==== Provided entries
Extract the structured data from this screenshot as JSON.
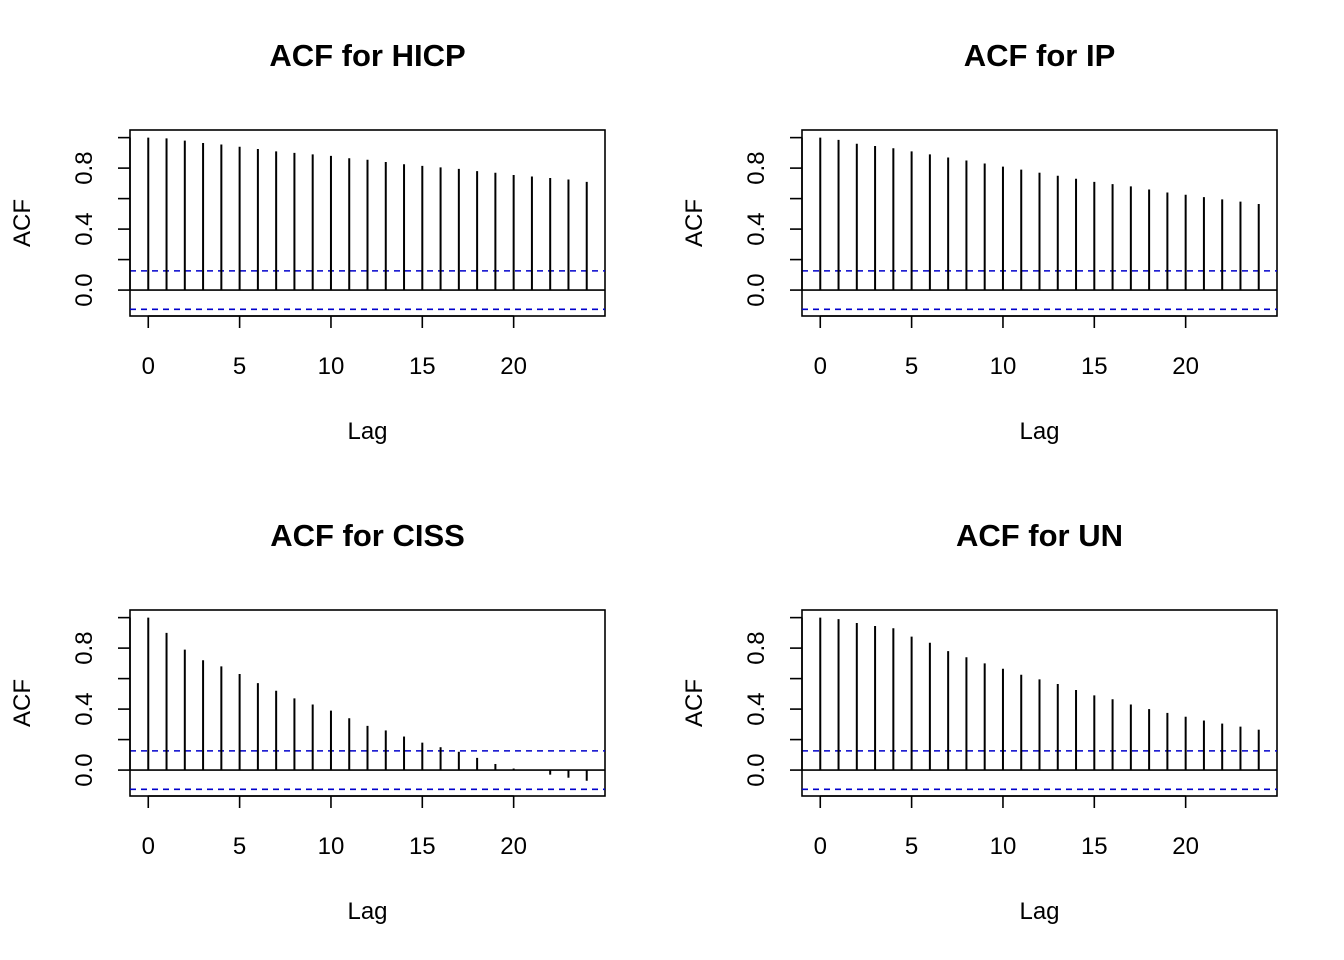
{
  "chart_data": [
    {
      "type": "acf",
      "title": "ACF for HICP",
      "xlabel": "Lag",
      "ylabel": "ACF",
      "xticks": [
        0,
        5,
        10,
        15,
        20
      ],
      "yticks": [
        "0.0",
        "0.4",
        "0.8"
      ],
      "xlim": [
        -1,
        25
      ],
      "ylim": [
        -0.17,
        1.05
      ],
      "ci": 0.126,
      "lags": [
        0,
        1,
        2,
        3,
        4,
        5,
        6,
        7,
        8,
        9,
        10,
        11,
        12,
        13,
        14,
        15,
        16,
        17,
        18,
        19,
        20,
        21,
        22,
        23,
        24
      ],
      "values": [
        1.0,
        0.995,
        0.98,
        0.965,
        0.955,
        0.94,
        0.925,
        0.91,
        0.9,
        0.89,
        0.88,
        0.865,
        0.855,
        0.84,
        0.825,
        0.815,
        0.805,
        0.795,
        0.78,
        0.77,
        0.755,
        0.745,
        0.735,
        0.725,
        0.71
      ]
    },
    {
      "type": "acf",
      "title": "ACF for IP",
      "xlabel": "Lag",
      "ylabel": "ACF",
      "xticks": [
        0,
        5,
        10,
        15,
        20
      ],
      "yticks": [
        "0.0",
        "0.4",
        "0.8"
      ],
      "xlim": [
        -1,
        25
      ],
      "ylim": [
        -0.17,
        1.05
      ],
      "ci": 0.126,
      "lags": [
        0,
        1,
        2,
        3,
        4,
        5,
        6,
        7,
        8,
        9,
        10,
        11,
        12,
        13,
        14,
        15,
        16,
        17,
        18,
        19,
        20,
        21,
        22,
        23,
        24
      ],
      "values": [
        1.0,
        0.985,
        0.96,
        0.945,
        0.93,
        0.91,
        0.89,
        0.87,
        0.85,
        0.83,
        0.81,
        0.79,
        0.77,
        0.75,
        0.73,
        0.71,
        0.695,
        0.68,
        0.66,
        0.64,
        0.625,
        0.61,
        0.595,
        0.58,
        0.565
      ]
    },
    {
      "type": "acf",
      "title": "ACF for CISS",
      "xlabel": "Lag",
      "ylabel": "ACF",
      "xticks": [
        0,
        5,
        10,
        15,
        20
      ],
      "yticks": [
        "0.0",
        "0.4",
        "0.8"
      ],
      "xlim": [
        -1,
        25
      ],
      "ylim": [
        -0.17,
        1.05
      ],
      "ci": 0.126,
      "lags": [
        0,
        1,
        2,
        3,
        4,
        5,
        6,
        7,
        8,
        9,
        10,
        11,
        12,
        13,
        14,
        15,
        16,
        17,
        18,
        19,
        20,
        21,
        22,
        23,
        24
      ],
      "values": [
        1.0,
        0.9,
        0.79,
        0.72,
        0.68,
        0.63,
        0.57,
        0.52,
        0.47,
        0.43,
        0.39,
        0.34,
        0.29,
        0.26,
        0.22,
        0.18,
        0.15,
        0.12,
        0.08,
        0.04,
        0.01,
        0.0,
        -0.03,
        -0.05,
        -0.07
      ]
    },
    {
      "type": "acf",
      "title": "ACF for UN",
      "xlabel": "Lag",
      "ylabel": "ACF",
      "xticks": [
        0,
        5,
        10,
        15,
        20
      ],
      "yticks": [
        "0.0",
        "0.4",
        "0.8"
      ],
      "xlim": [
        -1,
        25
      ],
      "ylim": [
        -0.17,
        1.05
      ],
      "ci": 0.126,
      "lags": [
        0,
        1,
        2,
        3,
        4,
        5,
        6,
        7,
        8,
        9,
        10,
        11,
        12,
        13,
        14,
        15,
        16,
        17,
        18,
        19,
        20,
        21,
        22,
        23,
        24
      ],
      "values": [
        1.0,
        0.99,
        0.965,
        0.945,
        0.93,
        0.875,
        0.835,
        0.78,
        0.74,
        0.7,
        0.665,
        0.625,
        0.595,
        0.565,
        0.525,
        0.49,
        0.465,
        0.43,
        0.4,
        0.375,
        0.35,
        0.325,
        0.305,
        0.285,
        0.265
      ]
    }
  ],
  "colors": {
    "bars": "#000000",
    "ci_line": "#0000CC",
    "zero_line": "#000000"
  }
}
========
==== Provided entries
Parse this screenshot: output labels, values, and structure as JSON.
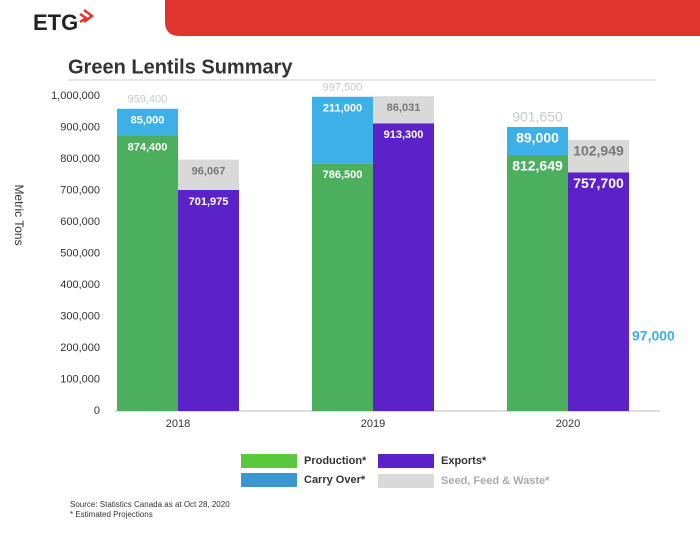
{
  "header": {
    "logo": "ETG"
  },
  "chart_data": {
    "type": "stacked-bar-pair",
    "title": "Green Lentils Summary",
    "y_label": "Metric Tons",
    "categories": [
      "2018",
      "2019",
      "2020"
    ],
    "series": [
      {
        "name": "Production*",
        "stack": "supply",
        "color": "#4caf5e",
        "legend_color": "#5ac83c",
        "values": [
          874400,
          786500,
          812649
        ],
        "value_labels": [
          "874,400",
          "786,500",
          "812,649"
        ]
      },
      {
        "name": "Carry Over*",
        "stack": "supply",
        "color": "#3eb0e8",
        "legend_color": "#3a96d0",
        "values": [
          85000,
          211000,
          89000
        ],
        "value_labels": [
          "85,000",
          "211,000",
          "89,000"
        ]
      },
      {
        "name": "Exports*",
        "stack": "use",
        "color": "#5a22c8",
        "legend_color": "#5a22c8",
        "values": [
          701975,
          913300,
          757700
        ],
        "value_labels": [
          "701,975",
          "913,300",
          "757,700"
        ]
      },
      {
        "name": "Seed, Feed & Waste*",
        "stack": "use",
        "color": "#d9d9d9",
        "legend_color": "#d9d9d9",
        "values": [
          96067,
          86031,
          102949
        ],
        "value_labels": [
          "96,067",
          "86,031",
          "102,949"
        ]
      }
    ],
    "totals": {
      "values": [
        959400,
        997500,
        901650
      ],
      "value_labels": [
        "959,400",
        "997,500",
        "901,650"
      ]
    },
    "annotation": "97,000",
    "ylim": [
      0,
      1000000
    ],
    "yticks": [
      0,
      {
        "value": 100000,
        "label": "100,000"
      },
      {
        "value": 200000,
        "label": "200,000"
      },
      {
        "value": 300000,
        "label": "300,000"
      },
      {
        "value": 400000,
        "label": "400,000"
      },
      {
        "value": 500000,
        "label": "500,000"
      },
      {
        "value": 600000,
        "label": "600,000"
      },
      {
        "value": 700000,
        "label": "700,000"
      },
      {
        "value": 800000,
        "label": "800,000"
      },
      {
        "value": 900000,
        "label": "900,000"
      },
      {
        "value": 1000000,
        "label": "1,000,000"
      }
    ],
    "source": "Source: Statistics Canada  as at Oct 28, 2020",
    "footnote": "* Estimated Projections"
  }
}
========
**Given problem**
In the listing above, find each line with the word "this" and copy it.

**Finished answer**
Extract the structured data from this screenshot as JSON.
Parse this screenshot: output labels, values, and structure as JSON.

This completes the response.